[start of Exercise data]

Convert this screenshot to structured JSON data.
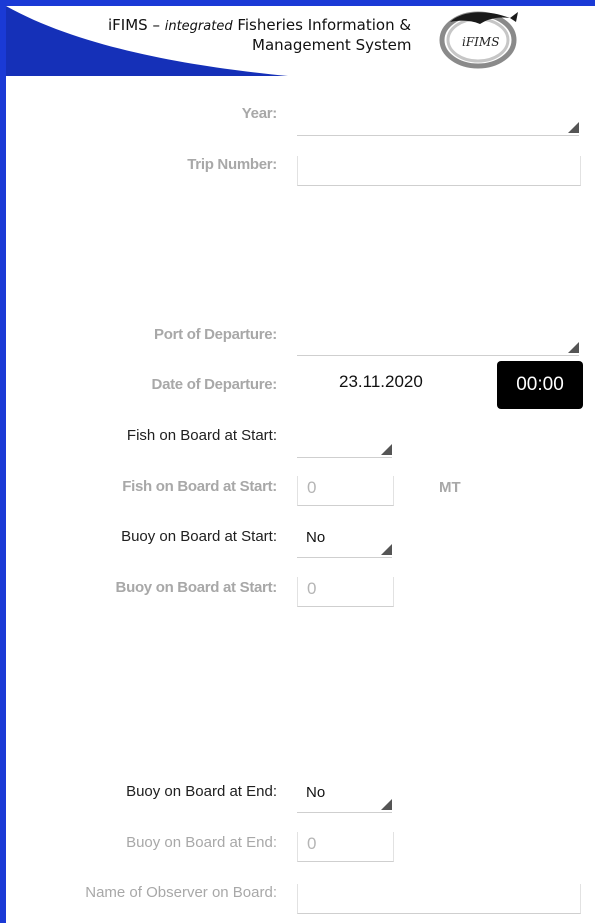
{
  "header": {
    "title_prefix": "iFIMS – ",
    "title_em": "integrated",
    "title_rest": " Fisheries Information &",
    "title_line2": "Management System",
    "logo_text": "iFIMS"
  },
  "colors": {
    "frame": "#1a3ad6",
    "swoosh": "#1530b8",
    "time_bg": "#000000"
  },
  "form": {
    "year": {
      "label": "Year:",
      "value": ""
    },
    "trip_number": {
      "label": "Trip Number:",
      "value": ""
    },
    "port_of_departure": {
      "label": "Port of Departure:",
      "value": ""
    },
    "date_of_departure": {
      "label": "Date of Departure:",
      "date": "23.11.2020",
      "time": "00:00"
    },
    "fish_on_board_start_select": {
      "label": "Fish on Board at Start:",
      "value": ""
    },
    "fish_on_board_start_qty": {
      "label": "Fish on Board at Start:",
      "placeholder": "0",
      "unit": "MT"
    },
    "buoy_on_board_start_select": {
      "label": "Buoy on Board at Start:",
      "value": "No"
    },
    "buoy_on_board_start_qty": {
      "label": "Buoy on Board at Start:",
      "placeholder": "0"
    },
    "buoy_on_board_end_select": {
      "label": "Buoy on Board at End:",
      "value": "No"
    },
    "buoy_on_board_end_qty": {
      "label": "Buoy on Board at End:",
      "placeholder": "0"
    },
    "observer_name": {
      "label": "Name of Observer on Board:",
      "value": ""
    }
  }
}
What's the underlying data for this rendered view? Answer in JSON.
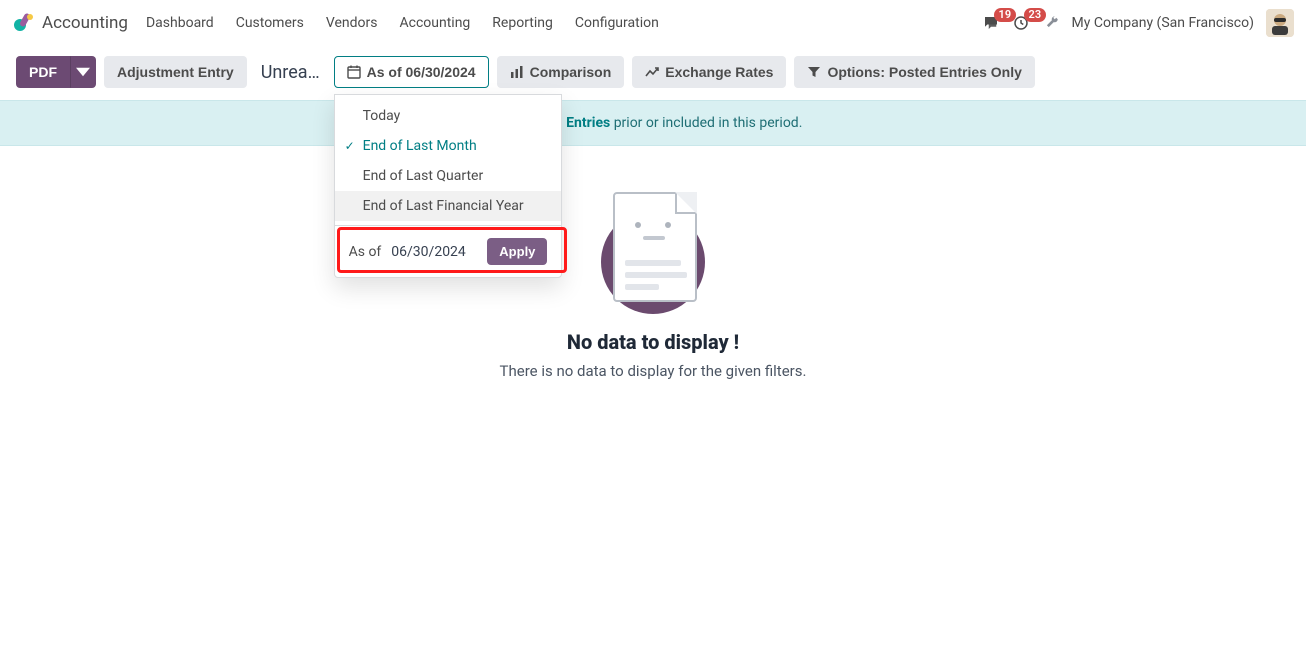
{
  "brand": "Accounting",
  "menu": [
    "Dashboard",
    "Customers",
    "Vendors",
    "Accounting",
    "Reporting",
    "Configuration"
  ],
  "notifications": {
    "chat": "19",
    "activity": "23"
  },
  "company": "My Company (San Francisco)",
  "toolbar": {
    "pdf": "PDF",
    "adjustment": "Adjustment Entry",
    "breadcrumb": "Unrea…",
    "asof": "As of 06/30/2024",
    "comparison": "Comparison",
    "exchange": "Exchange Rates",
    "options": "Options: Posted Entries Only"
  },
  "date_dropdown": {
    "items": [
      "Today",
      "End of Last Month",
      "End of Last Quarter",
      "End of Last Financial Year"
    ],
    "selected_index": 1,
    "hover_index": 3,
    "asof_label": "As of",
    "asof_value": "06/30/2024",
    "apply": "Apply"
  },
  "banner": {
    "mid": "d Journal Entries",
    "suffix": " prior or included in this period."
  },
  "empty": {
    "title": "No data to display !",
    "subtitle": "There is no data to display for the given filters."
  }
}
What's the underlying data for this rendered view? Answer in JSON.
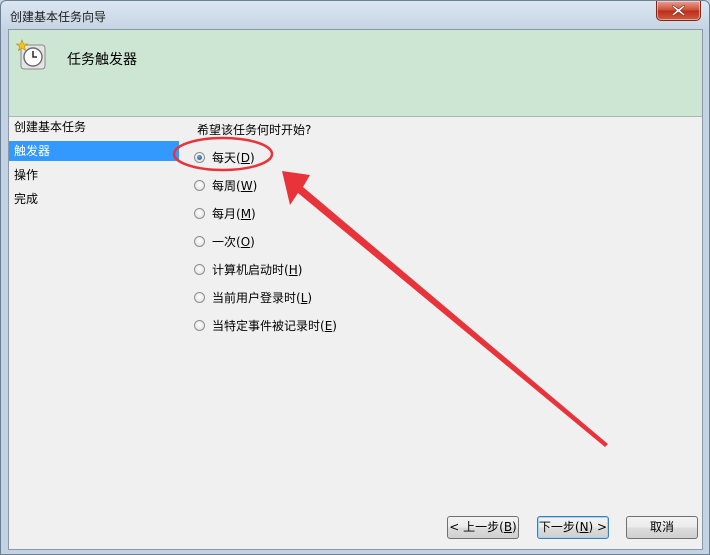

[end of Exercise data]

(Stated task) Copy all lines of the listing above that contain the string "Last".

(Output for this task)
      "End of Last Month",
      "End of Last Quarter",
      "End of Last Financial Year"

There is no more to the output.